* Begin *
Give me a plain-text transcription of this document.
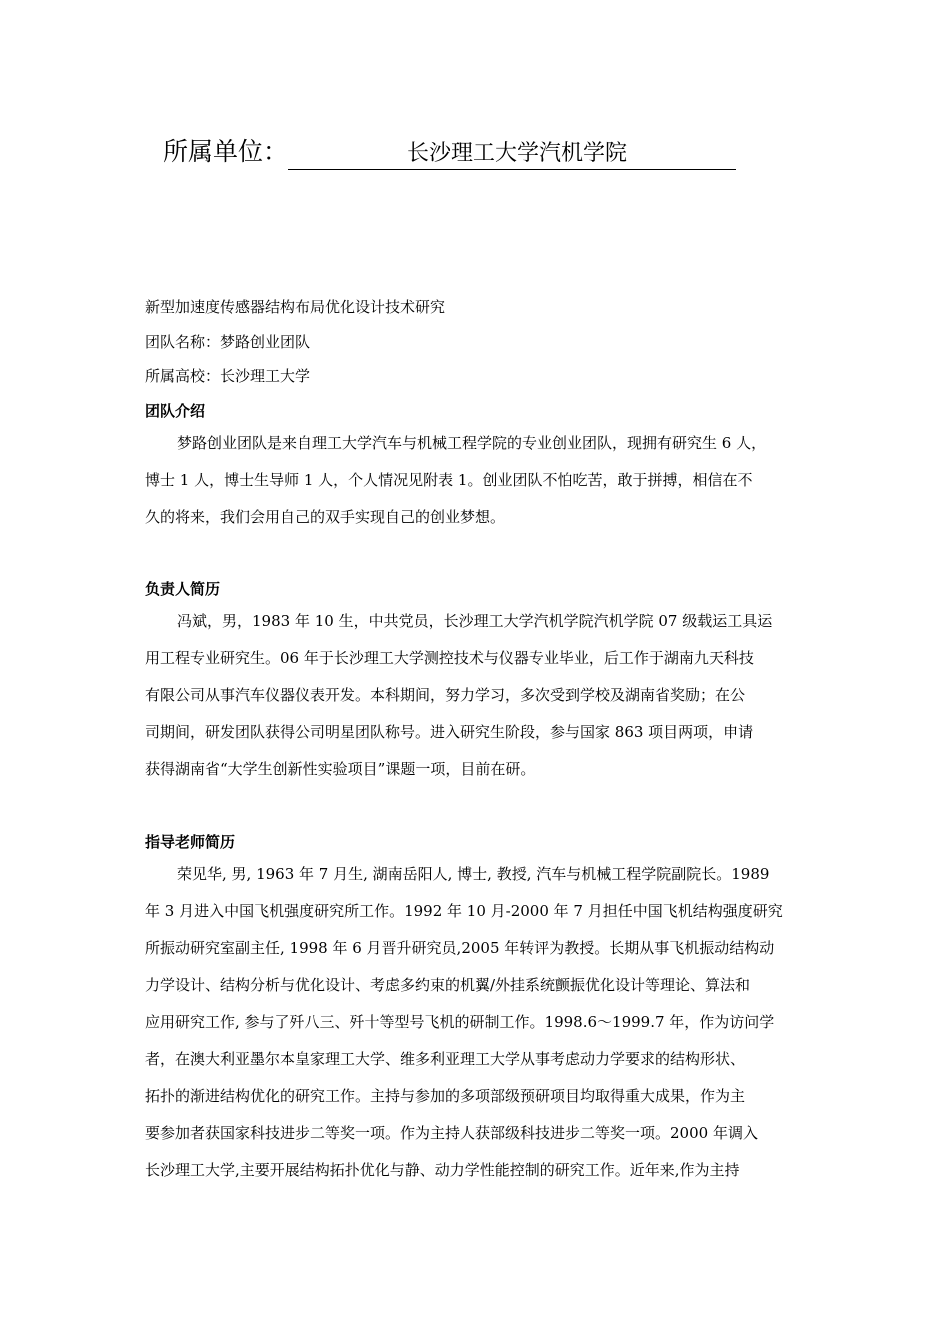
所属单位：	长沙理工大学汽机学院
新型加速度传感器结构布局优化设计技术研究
团队名称：梦路创业团队
所属高校：长沙理工大学
团队介绍
梦路创业团队是来自理工大学汽车与机械工程学院的专业创业团队，现拥有研究生 6 人，
博士 1 人，博士生导师 1 人，个人情况见附表 1。创业团队不怕吃苦，敢于拼搏，相信在不
久的将来，我们会用自己的双手实现自己的创业梦想。
负责人简历
冯斌，男，1983 年 10 生，中共党员，长沙理工大学汽机学院汽机学院 07 级载运工具运
用工程专业研究生。06 年于长沙理工大学测控技术与仪器专业毕业，后工作于湖南九天科技
有限公司从事汽车仪器仪表开发。本科期间，努力学习，多次受到学校及湖南省奖励；在公
司期间，研发团队获得公司明星团队称号。进入研究生阶段，参与国家 863 项目两项，申请
获得湖南省“大学生创新性实验项目”课题一项，目前在研。
指导老师简历
荣见华, 男, 1963 年 7 月生, 湖南岳阳人, 博士, 教授, 汽车与机械工程学院副院长。1989
年 3 月进入中国飞机强度研究所工作。1992 年 10 月-2000 年 7 月担任中国飞机结构强度研究
所振动研究室副主任, 1998 年 6 月晋升研究员,2005 年转评为教授。长期从事飞机振动结构动
力学设计、结构分析与优化设计、考虑多约束的机翼/外挂系统颤振优化设计等理论、算法和
应用研究工作, 参与了歼八三、歼十等型号飞机的研制工作。1998.6～1999.7 年，作为访问学
者，在澳大利亚墨尔本皇家理工大学、维多利亚理工大学从事考虑动力学要求的结构形状、
拓扑的渐进结构优化的研究工作。主持与参加的多项部级预研项目均取得重大成果，作为主
要参加者获国家科技进步二等奖一项。作为主持人获部级科技进步二等奖一项。2000 年调入
长沙理工大学,主要开展结构拓扑优化与静、动力学性能控制的研究工作。近年来,作为主持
* End *
## [What you will do]
The pictures should not be reproduced; quote all of the other material exactly.

## [Task response]
Give me a plain-text transcription of this document.
所属单位：	长沙理工大学汽机学院
新型加速度传感器结构布局优化设计技术研究
团队名称：梦路创业团队
所属高校：长沙理工大学
团队介绍
梦路创业团队是来自理工大学汽车与机械工程学院的专业创业团队，现拥有研究生 6 人，
博士 1 人，博士生导师 1 人，个人情况见附表 1。创业团队不怕吃苦，敢于拼搏，相信在不
久的将来，我们会用自己的双手实现自己的创业梦想。
负责人简历
冯斌，男，1983 年 10 生，中共党员，长沙理工大学汽机学院汽机学院 07 级载运工具运
用工程专业研究生。06 年于长沙理工大学测控技术与仪器专业毕业，后工作于湖南九天科技
有限公司从事汽车仪器仪表开发。本科期间，努力学习，多次受到学校及湖南省奖励；在公
司期间，研发团队获得公司明星团队称号。进入研究生阶段，参与国家 863 项目两项，申请
获得湖南省“大学生创新性实验项目”课题一项，目前在研。
指导老师简历
荣见华, 男, 1963 年 7 月生, 湖南岳阳人, 博士, 教授, 汽车与机械工程学院副院长。1989
年 3 月进入中国飞机强度研究所工作。1992 年 10 月-2000 年 7 月担任中国飞机结构强度研究
所振动研究室副主任, 1998 年 6 月晋升研究员,2005 年转评为教授。长期从事飞机振动结构动
力学设计、结构分析与优化设计、考虑多约束的机翼/外挂系统颤振优化设计等理论、算法和
应用研究工作, 参与了歼八三、歼十等型号飞机的研制工作。1998.6～1999.7 年，作为访问学
者，在澳大利亚墨尔本皇家理工大学、维多利亚理工大学从事考虑动力学要求的结构形状、
拓扑的渐进结构优化的研究工作。主持与参加的多项部级预研项目均取得重大成果，作为主
要参加者获国家科技进步二等奖一项。作为主持人获部级科技进步二等奖一项。2000 年调入
长沙理工大学,主要开展结构拓扑优化与静、动力学性能控制的研究工作。近年来,作为主持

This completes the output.